- Description of the task
Reproduce all of the material exactly as shown.

Figure content listings:
+---+
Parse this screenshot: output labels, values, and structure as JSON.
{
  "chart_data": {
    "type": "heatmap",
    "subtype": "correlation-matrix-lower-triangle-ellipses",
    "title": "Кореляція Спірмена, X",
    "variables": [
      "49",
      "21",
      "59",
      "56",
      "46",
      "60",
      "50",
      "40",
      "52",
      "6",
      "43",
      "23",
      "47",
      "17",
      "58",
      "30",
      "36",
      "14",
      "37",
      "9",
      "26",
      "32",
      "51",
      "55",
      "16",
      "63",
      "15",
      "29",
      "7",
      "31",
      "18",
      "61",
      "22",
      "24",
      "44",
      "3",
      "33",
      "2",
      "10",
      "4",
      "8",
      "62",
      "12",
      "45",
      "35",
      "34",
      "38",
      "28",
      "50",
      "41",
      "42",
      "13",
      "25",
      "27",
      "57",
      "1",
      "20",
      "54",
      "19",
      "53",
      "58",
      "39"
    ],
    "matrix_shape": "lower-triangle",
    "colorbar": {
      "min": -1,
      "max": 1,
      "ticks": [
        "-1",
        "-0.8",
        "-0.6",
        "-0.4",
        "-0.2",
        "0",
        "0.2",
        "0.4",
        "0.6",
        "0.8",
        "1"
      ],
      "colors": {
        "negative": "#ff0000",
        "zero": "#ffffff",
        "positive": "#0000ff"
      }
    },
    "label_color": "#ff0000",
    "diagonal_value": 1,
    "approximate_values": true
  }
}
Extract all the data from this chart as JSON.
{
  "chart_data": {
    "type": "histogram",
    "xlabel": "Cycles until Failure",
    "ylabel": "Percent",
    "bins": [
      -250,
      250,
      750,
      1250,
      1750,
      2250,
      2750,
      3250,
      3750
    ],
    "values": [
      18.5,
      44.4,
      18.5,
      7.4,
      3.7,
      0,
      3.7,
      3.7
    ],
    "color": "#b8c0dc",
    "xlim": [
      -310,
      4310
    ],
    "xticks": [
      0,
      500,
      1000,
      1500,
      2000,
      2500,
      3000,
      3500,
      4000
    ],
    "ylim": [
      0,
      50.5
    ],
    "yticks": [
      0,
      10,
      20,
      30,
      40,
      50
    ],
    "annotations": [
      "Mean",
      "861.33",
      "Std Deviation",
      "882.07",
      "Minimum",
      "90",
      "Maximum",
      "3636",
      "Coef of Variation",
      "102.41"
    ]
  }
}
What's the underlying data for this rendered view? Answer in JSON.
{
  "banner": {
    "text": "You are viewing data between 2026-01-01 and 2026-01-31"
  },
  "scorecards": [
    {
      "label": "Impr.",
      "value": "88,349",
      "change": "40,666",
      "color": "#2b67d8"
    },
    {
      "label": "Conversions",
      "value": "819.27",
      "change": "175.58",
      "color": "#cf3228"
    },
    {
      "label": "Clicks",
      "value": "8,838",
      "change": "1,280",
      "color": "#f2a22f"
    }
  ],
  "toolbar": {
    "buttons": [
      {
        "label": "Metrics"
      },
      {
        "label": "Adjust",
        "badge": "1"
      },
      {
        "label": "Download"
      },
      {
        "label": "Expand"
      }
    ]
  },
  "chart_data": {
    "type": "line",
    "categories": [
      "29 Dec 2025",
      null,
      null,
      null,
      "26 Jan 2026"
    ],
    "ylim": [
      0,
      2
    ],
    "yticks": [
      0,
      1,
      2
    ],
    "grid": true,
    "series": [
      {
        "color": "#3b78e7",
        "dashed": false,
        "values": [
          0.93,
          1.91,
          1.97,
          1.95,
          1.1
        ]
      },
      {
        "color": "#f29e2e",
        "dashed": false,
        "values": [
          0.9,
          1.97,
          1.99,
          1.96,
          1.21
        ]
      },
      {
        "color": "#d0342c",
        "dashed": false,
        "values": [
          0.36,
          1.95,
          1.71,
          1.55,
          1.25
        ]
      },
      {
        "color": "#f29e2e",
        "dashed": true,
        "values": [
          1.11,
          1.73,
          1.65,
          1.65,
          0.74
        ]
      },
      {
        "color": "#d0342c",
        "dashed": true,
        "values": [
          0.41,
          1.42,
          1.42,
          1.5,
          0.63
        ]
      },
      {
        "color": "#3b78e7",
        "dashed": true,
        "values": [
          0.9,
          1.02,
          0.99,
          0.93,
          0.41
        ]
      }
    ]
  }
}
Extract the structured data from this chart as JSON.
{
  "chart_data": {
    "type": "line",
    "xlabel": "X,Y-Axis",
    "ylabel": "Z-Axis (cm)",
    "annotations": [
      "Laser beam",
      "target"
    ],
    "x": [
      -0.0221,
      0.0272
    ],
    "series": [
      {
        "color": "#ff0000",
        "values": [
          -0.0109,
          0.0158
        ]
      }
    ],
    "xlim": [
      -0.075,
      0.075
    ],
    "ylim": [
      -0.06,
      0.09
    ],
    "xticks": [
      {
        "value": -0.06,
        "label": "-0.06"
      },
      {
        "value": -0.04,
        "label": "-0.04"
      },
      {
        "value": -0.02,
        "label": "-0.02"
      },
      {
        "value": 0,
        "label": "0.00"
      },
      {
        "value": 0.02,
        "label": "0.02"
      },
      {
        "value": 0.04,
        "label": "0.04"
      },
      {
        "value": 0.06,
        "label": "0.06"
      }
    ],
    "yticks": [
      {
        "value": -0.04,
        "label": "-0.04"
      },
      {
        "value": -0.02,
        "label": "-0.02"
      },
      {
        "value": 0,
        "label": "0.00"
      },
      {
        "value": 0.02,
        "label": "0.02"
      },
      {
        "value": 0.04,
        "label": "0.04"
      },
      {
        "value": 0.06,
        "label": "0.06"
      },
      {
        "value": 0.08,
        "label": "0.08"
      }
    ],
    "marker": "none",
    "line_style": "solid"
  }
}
+---+
- Final result
Parse this screenshot: output labels, values, and structure as JSON.
{
  "chart_data": {
    "type": "heatmap",
    "subtype": "correlation-matrix-lower-triangle-ellipses",
    "title": "Кореляція Спірмена, X",
    "variables": [
      "49",
      "21",
      "59",
      "56",
      "46",
      "60",
      "50",
      "40",
      "52",
      "6",
      "43",
      "23",
      "47",
      "17",
      "58",
      "30",
      "36",
      "14",
      "37",
      "9",
      "26",
      "32",
      "51",
      "55",
      "16",
      "63",
      "15",
      "29",
      "7",
      "31",
      "18",
      "61",
      "22",
      "24",
      "44",
      "3",
      "33",
      "2",
      "10",
      "4",
      "8",
      "62",
      "12",
      "45",
      "35",
      "34",
      "38",
      "28",
      "50",
      "41",
      "42",
      "13",
      "25",
      "27",
      "57",
      "1",
      "20",
      "54",
      "19",
      "53",
      "58",
      "39"
    ],
    "matrix_shape": "lower-triangle",
    "colorbar": {
      "min": -1,
      "max": 1,
      "ticks": [
        "-1",
        "-0.8",
        "-0.6",
        "-0.4",
        "-0.2",
        "0",
        "0.2",
        "0.4",
        "0.6",
        "0.8",
        "1"
      ],
      "colors": {
        "negative": "#ff0000",
        "zero": "#ffffff",
        "positive": "#0000ff"
      }
    },
    "label_color": "#ff0000",
    "diagonal_value": 1,
    "approximate_values": true
  }
}
Extract all the data from this chart as JSON.
{
  "chart_data": {
    "type": "histogram",
    "xlabel": "Cycles until Failure",
    "ylabel": "Percent",
    "bins": [
      -250,
      250,
      750,
      1250,
      1750,
      2250,
      2750,
      3250,
      3750
    ],
    "values": [
      18.5,
      44.4,
      18.5,
      7.4,
      3.7,
      0,
      3.7,
      3.7
    ],
    "color": "#b8c0dc",
    "xlim": [
      -310,
      4310
    ],
    "xticks": [
      0,
      500,
      1000,
      1500,
      2000,
      2500,
      3000,
      3500,
      4000
    ],
    "ylim": [
      0,
      50.5
    ],
    "yticks": [
      0,
      10,
      20,
      30,
      40,
      50
    ],
    "annotations": [
      "Mean",
      "861.33",
      "Std Deviation",
      "882.07",
      "Minimum",
      "90",
      "Maximum",
      "3636",
      "Coef of Variation",
      "102.41"
    ]
  }
}
What's the underlying data for this rendered view? Answer in JSON.
{
  "banner": {
    "text": "You are viewing data between 2026-01-01 and 2026-01-31"
  },
  "scorecards": [
    {
      "label": "Impr.",
      "value": "88,349",
      "change": "40,666",
      "color": "#2b67d8"
    },
    {
      "label": "Conversions",
      "value": "819.27",
      "change": "175.58",
      "color": "#cf3228"
    },
    {
      "label": "Clicks",
      "value": "8,838",
      "change": "1,280",
      "color": "#f2a22f"
    }
  ],
  "toolbar": {
    "buttons": [
      {
        "label": "Metrics"
      },
      {
        "label": "Adjust",
        "badge": "1"
      },
      {
        "label": "Download"
      },
      {
        "label": "Expand"
      }
    ]
  },
  "chart_data": {
    "type": "line",
    "categories": [
      "29 Dec 2025",
      null,
      null,
      null,
      "26 Jan 2026"
    ],
    "ylim": [
      0,
      2
    ],
    "yticks": [
      0,
      1,
      2
    ],
    "grid": true,
    "series": [
      {
        "color": "#3b78e7",
        "dashed": false,
        "values": [
          0.93,
          1.91,
          1.97,
          1.95,
          1.1
        ]
      },
      {
        "color": "#f29e2e",
        "dashed": false,
        "values": [
          0.9,
          1.97,
          1.99,
          1.96,
          1.21
        ]
      },
      {
        "color": "#d0342c",
        "dashed": false,
        "values": [
          0.36,
          1.95,
          1.71,
          1.55,
          1.25
        ]
      },
      {
        "color": "#f29e2e",
        "dashed": true,
        "values": [
          1.11,
          1.73,
          1.65,
          1.65,
          0.74
        ]
      },
      {
        "color": "#d0342c",
        "dashed": true,
        "values": [
          0.41,
          1.42,
          1.42,
          1.5,
          0.63
        ]
      },
      {
        "color": "#3b78e7",
        "dashed": true,
        "values": [
          0.9,
          1.02,
          0.99,
          0.93,
          0.41
        ]
      }
    ]
  }
}
Extract the structured data from this chart as JSON.
{
  "chart_data": {
    "type": "line",
    "xlabel": "X,Y-Axis",
    "ylabel": "Z-Axis (cm)",
    "annotations": [
      "Laser beam",
      "target"
    ],
    "x": [
      -0.0221,
      0.0272
    ],
    "series": [
      {
        "color": "#ff0000",
        "values": [
          -0.0109,
          0.0158
        ]
      }
    ],
    "xlim": [
      -0.075,
      0.075
    ],
    "ylim": [
      -0.06,
      0.09
    ],
    "xticks": [
      {
        "value": -0.06,
        "label": "-0.06"
      },
      {
        "value": -0.04,
        "label": "-0.04"
      },
      {
        "value": -0.02,
        "label": "-0.02"
      },
      {
        "value": 0,
        "label": "0.00"
      },
      {
        "value": 0.02,
        "label": "0.02"
      },
      {
        "value": 0.04,
        "label": "0.04"
      },
      {
        "value": 0.06,
        "label": "0.06"
      }
    ],
    "yticks": [
      {
        "value": -0.04,
        "label": "-0.04"
      },
      {
        "value": -0.02,
        "label": "-0.02"
      },
      {
        "value": 0,
        "label": "0.00"
      },
      {
        "value": 0.02,
        "label": "0.02"
      },
      {
        "value": 0.04,
        "label": "0.04"
      },
      {
        "value": 0.06,
        "label": "0.06"
      },
      {
        "value": 0.08,
        "label": "0.08"
      }
    ],
    "marker": "none",
    "line_style": "solid"
  }
}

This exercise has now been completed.